The line containing "Parse this screenshot: output" marks the start; return it and every line after it in the listing below, exactly, through the last.

* * *

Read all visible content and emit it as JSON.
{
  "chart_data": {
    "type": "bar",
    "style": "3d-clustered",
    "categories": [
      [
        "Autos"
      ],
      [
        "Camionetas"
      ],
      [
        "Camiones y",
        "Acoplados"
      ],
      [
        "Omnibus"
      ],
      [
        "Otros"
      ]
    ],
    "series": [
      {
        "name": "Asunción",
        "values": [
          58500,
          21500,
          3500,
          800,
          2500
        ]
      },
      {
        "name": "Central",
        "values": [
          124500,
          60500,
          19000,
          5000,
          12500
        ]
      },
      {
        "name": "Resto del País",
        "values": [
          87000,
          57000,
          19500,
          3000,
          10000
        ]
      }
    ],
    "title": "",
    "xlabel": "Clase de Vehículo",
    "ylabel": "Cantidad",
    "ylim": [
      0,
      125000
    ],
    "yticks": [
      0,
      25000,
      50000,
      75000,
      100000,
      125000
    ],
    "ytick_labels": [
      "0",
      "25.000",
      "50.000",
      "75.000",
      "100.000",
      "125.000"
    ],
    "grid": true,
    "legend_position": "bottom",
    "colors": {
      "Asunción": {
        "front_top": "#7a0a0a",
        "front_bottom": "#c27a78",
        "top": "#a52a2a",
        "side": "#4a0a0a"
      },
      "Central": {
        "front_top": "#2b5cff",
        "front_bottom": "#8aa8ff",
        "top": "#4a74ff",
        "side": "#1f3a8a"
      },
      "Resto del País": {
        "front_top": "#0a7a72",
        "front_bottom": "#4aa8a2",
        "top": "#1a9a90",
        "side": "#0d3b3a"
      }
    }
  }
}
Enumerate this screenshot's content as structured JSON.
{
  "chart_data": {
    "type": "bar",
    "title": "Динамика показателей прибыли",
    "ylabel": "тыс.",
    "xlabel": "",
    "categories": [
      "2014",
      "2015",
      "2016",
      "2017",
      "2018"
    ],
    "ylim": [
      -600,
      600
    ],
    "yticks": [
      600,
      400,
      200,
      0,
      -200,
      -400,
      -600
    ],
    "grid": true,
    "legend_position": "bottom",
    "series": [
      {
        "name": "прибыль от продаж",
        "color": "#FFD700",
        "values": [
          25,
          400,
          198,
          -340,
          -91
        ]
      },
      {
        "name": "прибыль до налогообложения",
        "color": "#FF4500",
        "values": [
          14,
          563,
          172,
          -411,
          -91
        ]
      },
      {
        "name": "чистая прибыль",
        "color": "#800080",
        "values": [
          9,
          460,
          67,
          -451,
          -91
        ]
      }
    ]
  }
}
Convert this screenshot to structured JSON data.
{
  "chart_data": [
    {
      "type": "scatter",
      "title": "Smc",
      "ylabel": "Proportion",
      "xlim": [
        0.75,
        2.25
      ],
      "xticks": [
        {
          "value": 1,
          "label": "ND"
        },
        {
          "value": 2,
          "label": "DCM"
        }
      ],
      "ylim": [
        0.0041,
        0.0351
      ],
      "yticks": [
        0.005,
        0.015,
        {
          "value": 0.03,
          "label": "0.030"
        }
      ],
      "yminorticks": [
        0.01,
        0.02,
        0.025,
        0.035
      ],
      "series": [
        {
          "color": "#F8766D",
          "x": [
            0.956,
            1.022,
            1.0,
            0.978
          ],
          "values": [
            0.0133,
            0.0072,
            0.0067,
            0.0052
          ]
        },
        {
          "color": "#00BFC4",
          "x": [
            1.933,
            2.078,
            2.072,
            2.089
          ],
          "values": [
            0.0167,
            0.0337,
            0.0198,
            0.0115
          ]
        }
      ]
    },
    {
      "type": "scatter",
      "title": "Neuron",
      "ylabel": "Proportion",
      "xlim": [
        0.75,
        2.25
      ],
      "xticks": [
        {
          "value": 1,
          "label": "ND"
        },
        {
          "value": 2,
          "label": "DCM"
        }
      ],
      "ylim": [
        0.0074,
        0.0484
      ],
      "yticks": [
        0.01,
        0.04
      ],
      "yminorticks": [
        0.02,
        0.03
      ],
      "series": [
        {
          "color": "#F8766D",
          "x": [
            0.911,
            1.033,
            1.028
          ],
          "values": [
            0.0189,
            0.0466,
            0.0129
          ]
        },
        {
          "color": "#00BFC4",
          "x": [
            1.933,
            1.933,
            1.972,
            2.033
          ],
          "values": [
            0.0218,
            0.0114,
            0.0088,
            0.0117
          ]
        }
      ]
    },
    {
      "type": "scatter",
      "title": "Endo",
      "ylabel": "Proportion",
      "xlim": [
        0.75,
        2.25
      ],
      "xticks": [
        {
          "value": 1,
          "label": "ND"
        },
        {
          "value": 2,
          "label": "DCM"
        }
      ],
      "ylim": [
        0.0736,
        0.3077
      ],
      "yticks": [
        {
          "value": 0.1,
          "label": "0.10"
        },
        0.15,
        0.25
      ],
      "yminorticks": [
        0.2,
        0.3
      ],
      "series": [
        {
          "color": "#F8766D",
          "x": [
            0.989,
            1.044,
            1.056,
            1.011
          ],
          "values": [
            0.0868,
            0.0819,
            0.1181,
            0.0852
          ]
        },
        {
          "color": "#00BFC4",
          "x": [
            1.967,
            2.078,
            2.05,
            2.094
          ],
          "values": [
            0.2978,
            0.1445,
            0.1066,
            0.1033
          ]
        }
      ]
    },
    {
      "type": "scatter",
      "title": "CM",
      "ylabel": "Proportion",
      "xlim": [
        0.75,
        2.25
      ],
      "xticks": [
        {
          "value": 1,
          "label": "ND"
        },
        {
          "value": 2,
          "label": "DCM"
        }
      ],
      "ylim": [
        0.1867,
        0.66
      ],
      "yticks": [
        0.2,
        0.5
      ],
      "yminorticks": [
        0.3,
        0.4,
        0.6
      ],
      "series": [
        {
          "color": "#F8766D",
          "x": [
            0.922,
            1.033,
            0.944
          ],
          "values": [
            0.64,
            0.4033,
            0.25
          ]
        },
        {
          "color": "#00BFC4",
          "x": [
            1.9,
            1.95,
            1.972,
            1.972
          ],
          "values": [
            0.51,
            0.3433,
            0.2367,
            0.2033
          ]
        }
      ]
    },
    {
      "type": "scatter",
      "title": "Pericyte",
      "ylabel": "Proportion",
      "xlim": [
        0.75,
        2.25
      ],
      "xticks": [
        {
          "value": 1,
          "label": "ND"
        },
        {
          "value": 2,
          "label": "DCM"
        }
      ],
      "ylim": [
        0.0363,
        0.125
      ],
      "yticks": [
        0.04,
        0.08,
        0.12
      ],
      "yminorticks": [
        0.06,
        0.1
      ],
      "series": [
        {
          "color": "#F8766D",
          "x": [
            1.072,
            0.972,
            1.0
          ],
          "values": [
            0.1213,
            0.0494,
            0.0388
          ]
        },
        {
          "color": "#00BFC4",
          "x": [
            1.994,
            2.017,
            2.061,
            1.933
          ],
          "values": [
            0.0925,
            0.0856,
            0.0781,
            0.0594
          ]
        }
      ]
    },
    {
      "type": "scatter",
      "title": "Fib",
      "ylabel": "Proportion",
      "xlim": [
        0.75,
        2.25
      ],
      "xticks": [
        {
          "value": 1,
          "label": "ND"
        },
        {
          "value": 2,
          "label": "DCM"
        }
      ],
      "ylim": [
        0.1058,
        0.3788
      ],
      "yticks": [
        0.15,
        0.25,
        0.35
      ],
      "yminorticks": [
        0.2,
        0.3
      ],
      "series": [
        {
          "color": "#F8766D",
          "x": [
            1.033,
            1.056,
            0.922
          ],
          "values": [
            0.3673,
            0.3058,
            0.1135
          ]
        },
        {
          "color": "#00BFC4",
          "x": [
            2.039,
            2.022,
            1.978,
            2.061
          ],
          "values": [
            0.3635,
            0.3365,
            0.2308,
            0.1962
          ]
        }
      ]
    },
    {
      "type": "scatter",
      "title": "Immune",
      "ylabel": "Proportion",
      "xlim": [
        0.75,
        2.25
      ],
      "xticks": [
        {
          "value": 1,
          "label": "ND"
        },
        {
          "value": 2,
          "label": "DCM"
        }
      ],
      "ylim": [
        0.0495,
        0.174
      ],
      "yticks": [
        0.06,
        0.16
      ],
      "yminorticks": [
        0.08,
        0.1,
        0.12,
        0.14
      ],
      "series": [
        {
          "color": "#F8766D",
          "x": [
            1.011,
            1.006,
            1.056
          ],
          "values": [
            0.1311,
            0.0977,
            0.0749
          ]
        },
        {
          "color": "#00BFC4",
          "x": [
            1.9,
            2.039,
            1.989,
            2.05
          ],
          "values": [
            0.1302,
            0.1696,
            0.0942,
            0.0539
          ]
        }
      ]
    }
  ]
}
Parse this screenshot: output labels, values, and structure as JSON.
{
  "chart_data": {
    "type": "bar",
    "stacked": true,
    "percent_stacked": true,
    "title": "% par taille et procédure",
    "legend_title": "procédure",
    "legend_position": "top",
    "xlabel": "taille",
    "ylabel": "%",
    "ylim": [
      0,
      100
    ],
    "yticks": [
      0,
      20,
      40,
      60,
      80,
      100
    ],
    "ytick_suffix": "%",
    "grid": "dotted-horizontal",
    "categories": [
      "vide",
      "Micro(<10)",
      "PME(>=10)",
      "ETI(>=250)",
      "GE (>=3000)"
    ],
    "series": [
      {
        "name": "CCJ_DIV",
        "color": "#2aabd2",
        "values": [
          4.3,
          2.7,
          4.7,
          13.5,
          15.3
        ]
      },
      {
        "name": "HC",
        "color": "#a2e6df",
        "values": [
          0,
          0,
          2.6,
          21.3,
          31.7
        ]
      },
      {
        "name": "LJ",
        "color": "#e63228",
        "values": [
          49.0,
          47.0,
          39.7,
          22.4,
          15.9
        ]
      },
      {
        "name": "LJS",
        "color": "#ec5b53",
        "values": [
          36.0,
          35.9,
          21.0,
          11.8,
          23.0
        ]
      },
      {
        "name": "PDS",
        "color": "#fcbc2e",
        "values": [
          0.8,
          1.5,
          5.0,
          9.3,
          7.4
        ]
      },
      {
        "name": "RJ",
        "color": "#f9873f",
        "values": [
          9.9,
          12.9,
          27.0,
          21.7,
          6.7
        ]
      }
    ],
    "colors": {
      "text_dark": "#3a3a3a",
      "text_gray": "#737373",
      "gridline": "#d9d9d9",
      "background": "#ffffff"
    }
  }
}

* * *

## Solution to this task
Parse this screenshot: output labels, values, and structure as JSON.
{
  "chart_data": {
    "type": "bar",
    "stacked": true,
    "percent_stacked": true,
    "title": "% par taille et procédure",
    "legend_title": "procédure",
    "legend_position": "top",
    "xlabel": "taille",
    "ylabel": "%",
    "ylim": [
      0,
      100
    ],
    "yticks": [
      0,
      20,
      40,
      60,
      80,
      100
    ],
    "ytick_suffix": "%",
    "grid": "dotted-horizontal",
    "categories": [
      "vide",
      "Micro(<10)",
      "PME(>=10)",
      "ETI(>=250)",
      "GE (>=3000)"
    ],
    "series": [
      {
        "name": "CCJ_DIV",
        "color": "#2aabd2",
        "values": [
          4.3,
          2.7,
          4.7,
          13.5,
          15.3
        ]
      },
      {
        "name": "HC",
        "color": "#a2e6df",
        "values": [
          0,
          0,
          2.6,
          21.3,
          31.7
        ]
      },
      {
        "name": "LJ",
        "color": "#e63228",
        "values": [
          49.0,
          47.0,
          39.7,
          22.4,
          15.9
        ]
      },
      {
        "name": "LJS",
        "color": "#ec5b53",
        "values": [
          36.0,
          35.9,
          21.0,
          11.8,
          23.0
        ]
      },
      {
        "name": "PDS",
        "color": "#fcbc2e",
        "values": [
          0.8,
          1.5,
          5.0,
          9.3,
          7.4
        ]
      },
      {
        "name": "RJ",
        "color": "#f9873f",
        "values": [
          9.9,
          12.9,
          27.0,
          21.7,
          6.7
        ]
      }
    ],
    "colors": {
      "text_dark": "#3a3a3a",
      "text_gray": "#737373",
      "gridline": "#d9d9d9",
      "background": "#ffffff"
    }
  }
}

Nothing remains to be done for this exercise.